TEXTE SOURCE:
Le paradoxe est frappant : à l’heure où discours normatifs et institutionnels en appellent plus que jamais à l’autonomie de l’élève, c’est avant tout la distance, ou au mieux, l’adhésion calculée, qui caractérise le rapport des jeunes à leur scolarité. L’élève est « enjoint » à être acteur de la vie scolaire et de sa formation ; il est officiellement invité à exercer ses capacités citoyennes au sein de l’établissement. Or, la plupart des recherches menées sur les jeunes en fin de scolarité obligatoire (16 – 18 ans) mettent plutôt au jour des dynamiques de distanciation qui viennent miner à la source l’engagement critique attendu.
Des textes à la réalité
L’autonomie de l’élève, brandie comme l’un des objectifs éducatifs centraux des sociétés démocratiques, se traduit sur le plan pédagogique — l’autonomie de l’apprenant faisant office de moyen, voire de fin, à la relation d’apprentissage. Elle est également instituée à travers divers dispositifs participatifs qui, dans le sillage du décret Missions, placent l’éducation à la citoyenneté parmi les objectifs prioritaires de l’école. Un décret de mars 2007 promulguant la « citoyenneté active et responsable », institue diverses structures visant à éduquer les élèves à la citoyenneté (conseil de participation incluant des représentants d’élèves ; élections de délégués et moyens accrus pour leur formation ; conseils d’élèves, etc.)
Ces dispositifs sont sous-tendus par une double image idéale de l’élève comme sujet autonome : celle du sujet citoyen, soutenu dans sa capacité d’action politique, et celle du sujet moral, invoqué du côté de l’authenticité ou de l’expression de soi. L’élève a été reconnu dans son « égale dignité » face aux adultes et comme citoyen en devenir.
Or, cette reconnaissance semble avoir du mal à passer des textes à la réalité — comme si ce droit peinait à s’incarner, faute de motivation de la part des premiers intéressés. Si l’on en croit certains professionnels chargés d’implanter ces dispositifs, la demande est faible et doit souvent être « suscitée » ou « construite ». Une des inquiétudes de ceux qui se font les chevilles ouvrières de ces projets est que le « soufflé ne retombe » après le départ de sa « locomotive » (adulte ou jeune)… Bref : sans impulsion volontariste, la tendance lourde serait à l’inertie.
Les instances participatives sont peu investies par les élèves et lorsqu’elles le sont, c’est dans une logique assez différente de ce qui est visé. Les sujets mis à l’agenda par les élèves sont étonnamment superficiels, portant sur le vivre ensemble, sur telle campagne de propreté, sur l’accès à tel local pendant la récréation, sur des questions de règlement — piercings, habillement… —, comme si les élèves s’autocensuraient par rapport à des niveaux d’action plus centraux. Convaincus que leurs revendications ont peu de chance d’aboutir (« De toute façon, il y a quasiment rien qui a été fait. Je veux dire, ce que nous on voudrait vraiment, ça passe pas…»), ils se disent souvent déçus ou sceptiques quant à la portée de leur participation. C’est ce dont témoigne cette déléguée, pourtant motivée et investie, qui tient des propos très prudents sur le rôle du conseil d’élèves : « Changer l’école ? C’est ce qu’on aimerait bien, mais euh je ne sais pas si cela change quelque chose. Ça change un petit peu, mais ça fait pas changer l’école vraiment. Souvent les projets, c’est des petits projets du genre mettre en peinture et tout ça, mais je ne sais pas si cela peut vraiment faire changer l’école » (Convert, 2009).

QUESTIONS ET CONSIGNES:
1. Répondez aux questions suivantes à partir du texte sur l'autonomie de l'élève.
(a) Quelle tranche d'âge correspond aux jeunes en fin de scolarité obligatoire ?
(b) De quand date le décret promulguant la « citoyenneté active et responsable » ?
(c) Quelles sont les deux images idéales de l'élève qui sous-tendent les dispositifs participatifs ?
2. Rédigez la suite du texte sur l'autonomie de l'élève en reprenant après sa dernière phrase.

DONNÉES ENREGISTRÉES:

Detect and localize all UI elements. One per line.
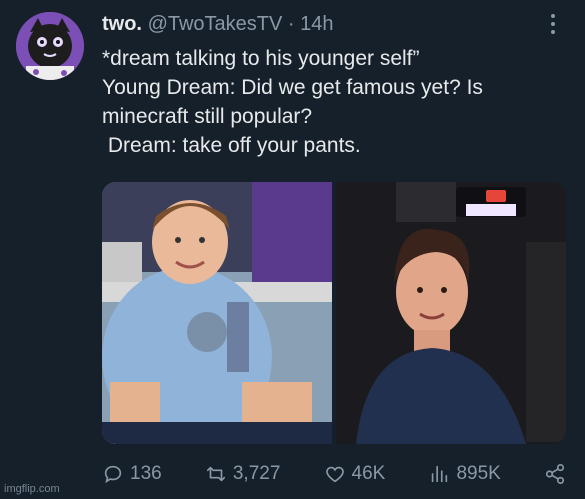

RÉPONSES PAR CONSIGNE:
1.
(a) Elle correspond aux 16 – 18 ans.
(b) Il date de mars 2007.
(c) Ce sont l'image du sujet citoyen, soutenu dans sa capacité d'action politique, et celle du sujet moral, invoqué du côté de l'authenticité ou de l'expression de soi.

2.
Des attentes souvent minimalistes
Les élèves semblent donc peu croire en leur véritable capacité d’action au sein de l’école. D’abord, parce que, si les adolescents ont acquis une dose certaine d’autonomie dans divers domaines (vie amoureuse, loisirs, consommation…), ils restent dépendants au sein de la sphère éducative — dépendants de leurs parents concernant les choix d’orientation, dépendants de leurs professeurs pour l’apprentissage, extrêmement dépendants des « verdicts scolaires » qui scelleront leur destin. De plus, les élèves se vivent comme des acteurs faibles à l’école, au sein d’un jeu institutionnel perçu comme inégalitaire : le pouvoir des adultes est vu comme discrétionnaire (les propositions du conseil d’élèves n’ayant, nous disent-ils, aucune chance de passer si les enseignants s’y opposent); les élèves ressentent les « faveurs » dont jouissent les enseignants par rapport au règlement comme une injustice ; bref, les adultes ne passent pas le test de la réciprocité nécessaire à l’établissement d’un contrat entre acteurs autonomes.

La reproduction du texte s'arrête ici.